## Rows from a dataset
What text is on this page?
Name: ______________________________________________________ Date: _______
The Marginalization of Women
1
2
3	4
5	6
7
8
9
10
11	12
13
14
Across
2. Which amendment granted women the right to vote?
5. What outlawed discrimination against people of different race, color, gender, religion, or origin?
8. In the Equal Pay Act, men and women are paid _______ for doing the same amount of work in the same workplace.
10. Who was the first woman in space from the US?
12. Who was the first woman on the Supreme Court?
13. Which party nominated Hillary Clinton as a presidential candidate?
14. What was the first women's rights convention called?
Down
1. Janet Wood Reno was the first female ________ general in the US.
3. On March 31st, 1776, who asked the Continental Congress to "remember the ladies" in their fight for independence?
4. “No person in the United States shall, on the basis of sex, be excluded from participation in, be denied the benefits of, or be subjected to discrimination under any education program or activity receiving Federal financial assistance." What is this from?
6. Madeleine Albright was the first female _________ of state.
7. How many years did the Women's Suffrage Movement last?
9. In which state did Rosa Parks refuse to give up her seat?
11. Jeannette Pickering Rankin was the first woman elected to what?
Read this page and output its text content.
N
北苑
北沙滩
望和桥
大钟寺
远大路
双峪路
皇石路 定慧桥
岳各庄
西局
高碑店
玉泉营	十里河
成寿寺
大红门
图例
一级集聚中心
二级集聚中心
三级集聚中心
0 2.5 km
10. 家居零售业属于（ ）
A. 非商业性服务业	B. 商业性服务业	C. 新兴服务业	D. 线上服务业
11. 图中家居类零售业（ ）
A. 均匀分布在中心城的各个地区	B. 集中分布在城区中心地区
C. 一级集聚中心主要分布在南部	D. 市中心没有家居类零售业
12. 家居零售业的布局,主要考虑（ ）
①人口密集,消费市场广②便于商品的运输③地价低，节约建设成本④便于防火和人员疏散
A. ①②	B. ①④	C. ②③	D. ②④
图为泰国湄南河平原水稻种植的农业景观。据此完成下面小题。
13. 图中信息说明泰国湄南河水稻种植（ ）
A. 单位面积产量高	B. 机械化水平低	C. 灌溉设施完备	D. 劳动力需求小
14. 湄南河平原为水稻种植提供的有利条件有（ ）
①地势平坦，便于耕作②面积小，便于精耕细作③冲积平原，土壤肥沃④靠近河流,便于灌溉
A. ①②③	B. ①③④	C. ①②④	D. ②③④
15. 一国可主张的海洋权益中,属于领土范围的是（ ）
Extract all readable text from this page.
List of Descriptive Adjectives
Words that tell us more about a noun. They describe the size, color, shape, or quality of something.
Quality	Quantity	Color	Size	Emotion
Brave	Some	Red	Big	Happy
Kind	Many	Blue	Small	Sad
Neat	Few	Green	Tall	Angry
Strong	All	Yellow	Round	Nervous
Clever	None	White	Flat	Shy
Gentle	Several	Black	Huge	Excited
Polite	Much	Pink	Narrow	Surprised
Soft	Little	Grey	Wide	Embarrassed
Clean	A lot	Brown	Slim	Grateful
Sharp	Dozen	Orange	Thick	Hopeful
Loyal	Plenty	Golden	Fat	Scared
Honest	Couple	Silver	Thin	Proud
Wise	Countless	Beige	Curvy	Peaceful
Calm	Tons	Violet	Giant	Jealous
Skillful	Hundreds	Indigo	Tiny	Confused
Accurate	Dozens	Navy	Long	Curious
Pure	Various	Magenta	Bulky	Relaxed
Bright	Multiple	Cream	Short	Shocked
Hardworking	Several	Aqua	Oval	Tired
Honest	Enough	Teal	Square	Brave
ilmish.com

## What you are asked to do
List all lines above in which the string "female" appears.

## Answer in full
1. Janet Wood Reno was the first female ________ general in the US.
6. Madeleine Albright was the first female _________ of state.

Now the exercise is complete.